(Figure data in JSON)
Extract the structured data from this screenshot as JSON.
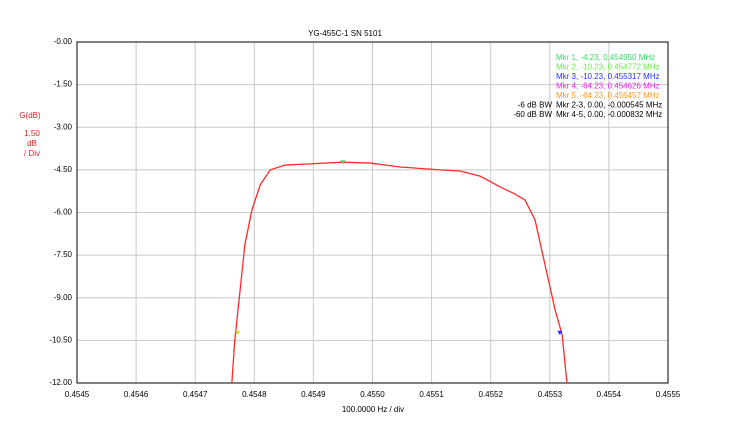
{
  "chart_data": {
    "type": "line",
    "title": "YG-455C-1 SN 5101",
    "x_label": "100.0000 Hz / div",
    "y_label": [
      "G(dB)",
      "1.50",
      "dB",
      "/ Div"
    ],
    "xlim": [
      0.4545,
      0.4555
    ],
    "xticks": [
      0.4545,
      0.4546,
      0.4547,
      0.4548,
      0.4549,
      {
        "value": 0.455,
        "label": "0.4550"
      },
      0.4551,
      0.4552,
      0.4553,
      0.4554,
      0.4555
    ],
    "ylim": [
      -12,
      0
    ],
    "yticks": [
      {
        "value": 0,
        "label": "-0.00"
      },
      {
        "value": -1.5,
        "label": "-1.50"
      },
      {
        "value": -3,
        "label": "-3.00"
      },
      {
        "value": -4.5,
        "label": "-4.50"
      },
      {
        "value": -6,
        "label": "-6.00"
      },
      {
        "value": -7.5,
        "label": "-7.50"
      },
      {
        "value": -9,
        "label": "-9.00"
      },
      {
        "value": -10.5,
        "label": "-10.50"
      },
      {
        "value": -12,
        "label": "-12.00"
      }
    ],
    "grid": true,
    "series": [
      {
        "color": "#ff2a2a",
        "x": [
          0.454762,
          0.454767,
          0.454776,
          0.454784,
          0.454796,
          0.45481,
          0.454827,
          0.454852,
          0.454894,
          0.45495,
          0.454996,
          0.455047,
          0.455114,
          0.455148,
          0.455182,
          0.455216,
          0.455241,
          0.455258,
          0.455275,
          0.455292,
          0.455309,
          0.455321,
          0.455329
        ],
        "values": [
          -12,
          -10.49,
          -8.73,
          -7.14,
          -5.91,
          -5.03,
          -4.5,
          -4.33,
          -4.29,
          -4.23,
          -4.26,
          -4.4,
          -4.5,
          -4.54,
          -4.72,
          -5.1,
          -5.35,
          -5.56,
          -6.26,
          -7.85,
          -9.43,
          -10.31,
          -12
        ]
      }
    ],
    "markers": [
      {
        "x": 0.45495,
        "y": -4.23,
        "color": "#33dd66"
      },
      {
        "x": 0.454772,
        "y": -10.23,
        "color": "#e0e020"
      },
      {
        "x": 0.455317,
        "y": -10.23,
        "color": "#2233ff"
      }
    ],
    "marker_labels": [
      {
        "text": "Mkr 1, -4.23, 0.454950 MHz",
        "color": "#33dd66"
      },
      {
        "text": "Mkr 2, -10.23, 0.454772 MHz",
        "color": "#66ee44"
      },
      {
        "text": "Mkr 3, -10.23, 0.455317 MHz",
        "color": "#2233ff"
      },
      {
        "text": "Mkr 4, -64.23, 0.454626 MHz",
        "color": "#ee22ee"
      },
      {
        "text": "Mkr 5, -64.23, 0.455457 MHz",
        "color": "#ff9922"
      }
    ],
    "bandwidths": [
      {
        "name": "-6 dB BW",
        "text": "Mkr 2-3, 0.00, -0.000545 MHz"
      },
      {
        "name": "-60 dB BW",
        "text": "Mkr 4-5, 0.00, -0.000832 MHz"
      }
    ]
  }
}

→ Exercise
Each entry shown above must be quoted exactly, with its pictures left out.

→ Response to this task
Extract the structured data from this screenshot as JSON.
{
  "chart_data": {
    "type": "line",
    "title": "YG-455C-1 SN 5101",
    "x_label": "100.0000 Hz / div",
    "y_label": [
      "G(dB)",
      "1.50",
      "dB",
      "/ Div"
    ],
    "xlim": [
      0.4545,
      0.4555
    ],
    "xticks": [
      0.4545,
      0.4546,
      0.4547,
      0.4548,
      0.4549,
      {
        "value": 0.455,
        "label": "0.4550"
      },
      0.4551,
      0.4552,
      0.4553,
      0.4554,
      0.4555
    ],
    "ylim": [
      -12,
      0
    ],
    "yticks": [
      {
        "value": 0,
        "label": "-0.00"
      },
      {
        "value": -1.5,
        "label": "-1.50"
      },
      {
        "value": -3,
        "label": "-3.00"
      },
      {
        "value": -4.5,
        "label": "-4.50"
      },
      {
        "value": -6,
        "label": "-6.00"
      },
      {
        "value": -7.5,
        "label": "-7.50"
      },
      {
        "value": -9,
        "label": "-9.00"
      },
      {
        "value": -10.5,
        "label": "-10.50"
      },
      {
        "value": -12,
        "label": "-12.00"
      }
    ],
    "grid": true,
    "series": [
      {
        "color": "#ff2a2a",
        "x": [
          0.454762,
          0.454767,
          0.454776,
          0.454784,
          0.454796,
          0.45481,
          0.454827,
          0.454852,
          0.454894,
          0.45495,
          0.454996,
          0.455047,
          0.455114,
          0.455148,
          0.455182,
          0.455216,
          0.455241,
          0.455258,
          0.455275,
          0.455292,
          0.455309,
          0.455321,
          0.455329
        ],
        "values": [
          -12,
          -10.49,
          -8.73,
          -7.14,
          -5.91,
          -5.03,
          -4.5,
          -4.33,
          -4.29,
          -4.23,
          -4.26,
          -4.4,
          -4.5,
          -4.54,
          -4.72,
          -5.1,
          -5.35,
          -5.56,
          -6.26,
          -7.85,
          -9.43,
          -10.31,
          -12
        ]
      }
    ],
    "markers": [
      {
        "x": 0.45495,
        "y": -4.23,
        "color": "#33dd66"
      },
      {
        "x": 0.454772,
        "y": -10.23,
        "color": "#e0e020"
      },
      {
        "x": 0.455317,
        "y": -10.23,
        "color": "#2233ff"
      }
    ],
    "marker_labels": [
      {
        "text": "Mkr 1, -4.23, 0.454950 MHz",
        "color": "#33dd66"
      },
      {
        "text": "Mkr 2, -10.23, 0.454772 MHz",
        "color": "#66ee44"
      },
      {
        "text": "Mkr 3, -10.23, 0.455317 MHz",
        "color": "#2233ff"
      },
      {
        "text": "Mkr 4, -64.23, 0.454626 MHz",
        "color": "#ee22ee"
      },
      {
        "text": "Mkr 5, -64.23, 0.455457 MHz",
        "color": "#ff9922"
      }
    ],
    "bandwidths": [
      {
        "name": "-6 dB BW",
        "text": "Mkr 2-3, 0.00, -0.000545 MHz"
      },
      {
        "name": "-60 dB BW",
        "text": "Mkr 4-5, 0.00, -0.000832 MHz"
      }
    ]
  }
}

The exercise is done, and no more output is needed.